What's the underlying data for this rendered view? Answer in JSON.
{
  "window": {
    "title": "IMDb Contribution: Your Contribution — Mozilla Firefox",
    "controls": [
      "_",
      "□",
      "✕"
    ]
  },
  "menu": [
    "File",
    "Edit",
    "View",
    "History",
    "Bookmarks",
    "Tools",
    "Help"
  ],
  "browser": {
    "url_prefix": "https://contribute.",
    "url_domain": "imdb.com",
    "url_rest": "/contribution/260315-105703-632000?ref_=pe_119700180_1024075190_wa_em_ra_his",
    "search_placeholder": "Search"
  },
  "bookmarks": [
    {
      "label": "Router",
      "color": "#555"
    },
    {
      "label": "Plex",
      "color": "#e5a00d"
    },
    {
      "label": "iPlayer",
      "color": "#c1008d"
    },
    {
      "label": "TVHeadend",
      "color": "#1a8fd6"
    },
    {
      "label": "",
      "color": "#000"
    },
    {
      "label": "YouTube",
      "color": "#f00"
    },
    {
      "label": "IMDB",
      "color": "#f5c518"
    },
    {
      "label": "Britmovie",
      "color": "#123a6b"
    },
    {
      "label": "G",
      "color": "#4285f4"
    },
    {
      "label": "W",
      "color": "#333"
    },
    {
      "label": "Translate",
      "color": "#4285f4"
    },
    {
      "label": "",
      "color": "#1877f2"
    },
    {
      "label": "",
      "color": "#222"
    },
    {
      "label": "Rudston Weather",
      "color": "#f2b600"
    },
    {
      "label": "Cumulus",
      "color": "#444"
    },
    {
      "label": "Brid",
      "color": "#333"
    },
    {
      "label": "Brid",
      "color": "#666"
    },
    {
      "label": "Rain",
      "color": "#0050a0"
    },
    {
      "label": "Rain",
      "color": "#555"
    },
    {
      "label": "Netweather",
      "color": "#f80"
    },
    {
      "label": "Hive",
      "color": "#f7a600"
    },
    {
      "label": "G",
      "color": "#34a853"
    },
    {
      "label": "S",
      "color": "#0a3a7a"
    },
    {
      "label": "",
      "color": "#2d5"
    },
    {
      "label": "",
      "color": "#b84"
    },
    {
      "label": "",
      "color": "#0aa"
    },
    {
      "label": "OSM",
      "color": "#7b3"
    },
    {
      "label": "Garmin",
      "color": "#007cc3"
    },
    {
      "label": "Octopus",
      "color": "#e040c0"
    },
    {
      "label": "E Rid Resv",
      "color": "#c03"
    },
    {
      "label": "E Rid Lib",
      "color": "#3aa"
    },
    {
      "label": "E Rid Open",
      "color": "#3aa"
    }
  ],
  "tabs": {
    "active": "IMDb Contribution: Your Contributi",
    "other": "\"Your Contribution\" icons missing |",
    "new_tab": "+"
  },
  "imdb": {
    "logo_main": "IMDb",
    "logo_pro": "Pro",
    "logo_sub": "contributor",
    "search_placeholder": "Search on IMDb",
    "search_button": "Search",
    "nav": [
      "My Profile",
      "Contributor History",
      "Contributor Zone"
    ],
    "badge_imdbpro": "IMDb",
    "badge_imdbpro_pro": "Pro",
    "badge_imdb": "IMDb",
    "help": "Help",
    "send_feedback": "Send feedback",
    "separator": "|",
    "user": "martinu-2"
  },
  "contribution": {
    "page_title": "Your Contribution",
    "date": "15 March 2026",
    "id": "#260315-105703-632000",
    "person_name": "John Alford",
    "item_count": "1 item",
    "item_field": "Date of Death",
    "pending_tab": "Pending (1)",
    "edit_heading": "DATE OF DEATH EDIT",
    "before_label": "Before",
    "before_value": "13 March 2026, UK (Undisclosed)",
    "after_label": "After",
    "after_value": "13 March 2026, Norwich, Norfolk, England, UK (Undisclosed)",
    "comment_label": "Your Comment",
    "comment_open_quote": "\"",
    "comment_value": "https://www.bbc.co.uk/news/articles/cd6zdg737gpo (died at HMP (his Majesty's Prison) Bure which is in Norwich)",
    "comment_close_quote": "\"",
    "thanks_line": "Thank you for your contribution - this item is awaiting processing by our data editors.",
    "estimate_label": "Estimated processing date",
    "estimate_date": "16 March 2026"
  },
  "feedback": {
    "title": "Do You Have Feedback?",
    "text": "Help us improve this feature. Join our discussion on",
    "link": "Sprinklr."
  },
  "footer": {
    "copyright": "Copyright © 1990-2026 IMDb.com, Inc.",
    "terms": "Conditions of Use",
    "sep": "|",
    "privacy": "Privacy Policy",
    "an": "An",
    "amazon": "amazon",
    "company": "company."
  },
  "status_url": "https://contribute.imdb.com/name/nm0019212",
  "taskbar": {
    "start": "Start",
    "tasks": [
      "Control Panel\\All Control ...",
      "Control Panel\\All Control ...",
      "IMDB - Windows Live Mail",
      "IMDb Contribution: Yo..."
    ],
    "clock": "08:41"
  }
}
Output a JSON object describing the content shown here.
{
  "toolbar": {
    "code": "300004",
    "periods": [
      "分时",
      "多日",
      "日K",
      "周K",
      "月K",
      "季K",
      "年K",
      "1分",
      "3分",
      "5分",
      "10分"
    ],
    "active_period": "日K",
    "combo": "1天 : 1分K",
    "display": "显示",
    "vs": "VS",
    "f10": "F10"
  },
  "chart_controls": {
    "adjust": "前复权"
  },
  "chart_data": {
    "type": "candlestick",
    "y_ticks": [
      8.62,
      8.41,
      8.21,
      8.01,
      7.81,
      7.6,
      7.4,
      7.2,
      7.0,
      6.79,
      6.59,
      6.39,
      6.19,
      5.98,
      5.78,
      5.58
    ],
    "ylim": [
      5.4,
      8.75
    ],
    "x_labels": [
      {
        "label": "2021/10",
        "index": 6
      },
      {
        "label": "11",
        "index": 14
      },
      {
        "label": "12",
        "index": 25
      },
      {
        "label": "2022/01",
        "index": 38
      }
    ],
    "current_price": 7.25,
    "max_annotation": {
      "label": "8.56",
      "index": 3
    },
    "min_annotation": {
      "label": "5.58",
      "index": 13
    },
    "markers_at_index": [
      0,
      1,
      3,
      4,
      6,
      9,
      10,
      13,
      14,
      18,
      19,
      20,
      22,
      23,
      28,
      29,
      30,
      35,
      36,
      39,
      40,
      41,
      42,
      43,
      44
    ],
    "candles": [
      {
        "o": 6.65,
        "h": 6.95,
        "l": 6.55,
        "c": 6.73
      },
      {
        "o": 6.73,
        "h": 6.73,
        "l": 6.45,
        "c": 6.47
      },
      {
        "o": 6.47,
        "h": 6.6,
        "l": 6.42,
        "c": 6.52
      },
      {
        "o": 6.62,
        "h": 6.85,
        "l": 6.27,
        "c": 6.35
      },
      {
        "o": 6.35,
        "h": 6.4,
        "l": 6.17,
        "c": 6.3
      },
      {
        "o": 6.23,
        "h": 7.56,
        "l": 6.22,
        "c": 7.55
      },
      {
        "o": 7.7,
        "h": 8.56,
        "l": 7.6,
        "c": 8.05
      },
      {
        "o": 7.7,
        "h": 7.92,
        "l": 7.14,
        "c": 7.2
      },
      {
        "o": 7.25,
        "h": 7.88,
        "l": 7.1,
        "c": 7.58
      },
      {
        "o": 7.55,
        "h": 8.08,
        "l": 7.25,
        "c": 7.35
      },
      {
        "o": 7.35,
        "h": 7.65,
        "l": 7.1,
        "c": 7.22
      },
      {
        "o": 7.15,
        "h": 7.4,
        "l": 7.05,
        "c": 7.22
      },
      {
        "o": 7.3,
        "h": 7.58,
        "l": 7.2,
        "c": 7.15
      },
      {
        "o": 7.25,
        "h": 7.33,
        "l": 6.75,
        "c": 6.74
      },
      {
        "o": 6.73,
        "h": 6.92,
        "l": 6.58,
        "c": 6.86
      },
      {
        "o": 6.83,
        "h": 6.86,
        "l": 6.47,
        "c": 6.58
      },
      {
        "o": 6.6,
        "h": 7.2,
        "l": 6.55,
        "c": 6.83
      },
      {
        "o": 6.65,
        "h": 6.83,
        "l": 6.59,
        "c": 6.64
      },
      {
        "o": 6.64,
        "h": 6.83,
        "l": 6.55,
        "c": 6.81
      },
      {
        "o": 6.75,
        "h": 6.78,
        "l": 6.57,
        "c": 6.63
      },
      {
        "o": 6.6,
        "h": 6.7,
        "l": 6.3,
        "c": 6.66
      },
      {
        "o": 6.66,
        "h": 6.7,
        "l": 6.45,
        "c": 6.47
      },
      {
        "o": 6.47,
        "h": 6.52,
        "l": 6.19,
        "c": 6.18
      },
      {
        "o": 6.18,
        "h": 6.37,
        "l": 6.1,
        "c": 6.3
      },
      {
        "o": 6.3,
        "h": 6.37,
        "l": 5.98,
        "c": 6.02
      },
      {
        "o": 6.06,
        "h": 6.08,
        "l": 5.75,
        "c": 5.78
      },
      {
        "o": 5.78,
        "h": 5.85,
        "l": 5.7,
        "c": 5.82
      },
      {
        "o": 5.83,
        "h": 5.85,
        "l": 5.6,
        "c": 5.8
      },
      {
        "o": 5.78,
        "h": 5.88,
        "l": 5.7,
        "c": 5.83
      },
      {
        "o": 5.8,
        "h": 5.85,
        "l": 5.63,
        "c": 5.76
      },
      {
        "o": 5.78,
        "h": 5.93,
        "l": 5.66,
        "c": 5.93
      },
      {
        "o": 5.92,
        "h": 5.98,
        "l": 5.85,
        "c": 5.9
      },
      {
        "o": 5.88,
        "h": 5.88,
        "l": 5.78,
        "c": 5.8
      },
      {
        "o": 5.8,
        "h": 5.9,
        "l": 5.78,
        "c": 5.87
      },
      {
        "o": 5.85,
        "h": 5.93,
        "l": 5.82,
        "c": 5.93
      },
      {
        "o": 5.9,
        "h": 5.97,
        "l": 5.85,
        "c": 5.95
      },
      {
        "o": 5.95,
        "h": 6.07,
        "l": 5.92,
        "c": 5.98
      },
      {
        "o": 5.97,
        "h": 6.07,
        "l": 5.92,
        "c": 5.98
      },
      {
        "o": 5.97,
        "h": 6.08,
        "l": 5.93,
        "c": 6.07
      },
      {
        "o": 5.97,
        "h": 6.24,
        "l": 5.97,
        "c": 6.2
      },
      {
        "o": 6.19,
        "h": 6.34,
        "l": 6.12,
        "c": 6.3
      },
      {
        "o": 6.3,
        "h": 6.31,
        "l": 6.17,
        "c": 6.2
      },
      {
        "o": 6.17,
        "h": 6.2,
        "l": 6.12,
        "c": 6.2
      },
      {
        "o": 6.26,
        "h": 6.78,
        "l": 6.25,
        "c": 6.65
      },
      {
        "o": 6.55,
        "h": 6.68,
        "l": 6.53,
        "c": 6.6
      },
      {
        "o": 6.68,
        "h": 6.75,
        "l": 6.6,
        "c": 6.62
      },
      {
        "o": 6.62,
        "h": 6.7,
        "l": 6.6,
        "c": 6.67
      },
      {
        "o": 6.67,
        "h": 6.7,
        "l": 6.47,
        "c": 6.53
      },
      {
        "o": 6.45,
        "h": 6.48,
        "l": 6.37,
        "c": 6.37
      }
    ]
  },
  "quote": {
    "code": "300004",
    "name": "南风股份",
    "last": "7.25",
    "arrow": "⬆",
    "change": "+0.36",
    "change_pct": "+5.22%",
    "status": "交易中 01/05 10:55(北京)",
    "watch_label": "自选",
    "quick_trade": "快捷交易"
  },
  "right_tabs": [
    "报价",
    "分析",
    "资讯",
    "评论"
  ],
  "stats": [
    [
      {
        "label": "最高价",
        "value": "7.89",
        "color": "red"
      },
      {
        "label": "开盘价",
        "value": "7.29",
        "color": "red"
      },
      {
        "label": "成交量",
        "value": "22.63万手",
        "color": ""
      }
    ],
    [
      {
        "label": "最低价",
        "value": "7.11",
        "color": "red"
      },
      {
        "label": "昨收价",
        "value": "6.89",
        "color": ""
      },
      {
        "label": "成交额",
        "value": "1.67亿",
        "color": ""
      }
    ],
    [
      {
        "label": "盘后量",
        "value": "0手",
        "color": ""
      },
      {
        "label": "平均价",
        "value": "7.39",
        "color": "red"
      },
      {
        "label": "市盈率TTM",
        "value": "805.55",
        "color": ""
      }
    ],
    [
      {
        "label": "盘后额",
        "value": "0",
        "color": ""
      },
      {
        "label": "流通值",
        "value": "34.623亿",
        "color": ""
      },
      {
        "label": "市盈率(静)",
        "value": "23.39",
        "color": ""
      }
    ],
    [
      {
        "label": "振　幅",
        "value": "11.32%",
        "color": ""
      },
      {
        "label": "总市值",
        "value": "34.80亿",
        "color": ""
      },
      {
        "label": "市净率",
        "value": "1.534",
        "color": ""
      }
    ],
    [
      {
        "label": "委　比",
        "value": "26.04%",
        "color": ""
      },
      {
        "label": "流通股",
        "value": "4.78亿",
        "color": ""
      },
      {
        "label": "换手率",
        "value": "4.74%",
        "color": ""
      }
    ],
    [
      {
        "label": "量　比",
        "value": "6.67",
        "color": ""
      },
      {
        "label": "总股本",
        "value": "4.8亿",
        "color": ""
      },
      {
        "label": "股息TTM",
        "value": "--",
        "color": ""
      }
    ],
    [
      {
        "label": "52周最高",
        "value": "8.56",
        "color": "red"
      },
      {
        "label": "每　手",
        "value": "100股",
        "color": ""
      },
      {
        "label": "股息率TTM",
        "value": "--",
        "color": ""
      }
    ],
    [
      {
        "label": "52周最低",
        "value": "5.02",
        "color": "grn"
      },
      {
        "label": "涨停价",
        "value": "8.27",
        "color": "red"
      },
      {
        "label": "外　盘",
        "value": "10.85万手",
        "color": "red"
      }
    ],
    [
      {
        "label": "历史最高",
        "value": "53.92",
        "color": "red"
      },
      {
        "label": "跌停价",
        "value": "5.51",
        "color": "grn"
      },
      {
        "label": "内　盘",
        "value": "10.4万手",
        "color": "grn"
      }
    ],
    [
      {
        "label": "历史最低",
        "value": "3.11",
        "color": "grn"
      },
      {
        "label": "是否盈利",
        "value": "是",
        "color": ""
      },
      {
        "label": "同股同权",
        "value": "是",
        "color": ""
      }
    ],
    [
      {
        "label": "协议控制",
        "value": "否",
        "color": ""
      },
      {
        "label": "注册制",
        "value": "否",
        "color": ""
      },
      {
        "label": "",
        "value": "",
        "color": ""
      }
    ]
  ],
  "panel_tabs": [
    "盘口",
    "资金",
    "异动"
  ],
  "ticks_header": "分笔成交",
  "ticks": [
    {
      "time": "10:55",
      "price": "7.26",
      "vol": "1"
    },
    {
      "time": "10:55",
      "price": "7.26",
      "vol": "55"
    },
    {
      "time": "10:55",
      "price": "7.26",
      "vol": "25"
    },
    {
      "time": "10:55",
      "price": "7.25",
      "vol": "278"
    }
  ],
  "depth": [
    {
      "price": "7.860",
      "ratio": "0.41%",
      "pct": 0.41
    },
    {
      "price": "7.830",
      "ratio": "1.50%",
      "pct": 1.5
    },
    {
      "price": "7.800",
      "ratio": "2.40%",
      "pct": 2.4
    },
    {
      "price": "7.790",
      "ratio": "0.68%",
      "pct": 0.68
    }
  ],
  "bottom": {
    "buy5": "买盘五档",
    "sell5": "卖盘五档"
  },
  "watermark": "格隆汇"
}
········
• _TASK PROMPT_
Count how many lines in the data contain the word "Help", giving the number without comment.

• _EXERCISE SOLUTION_
3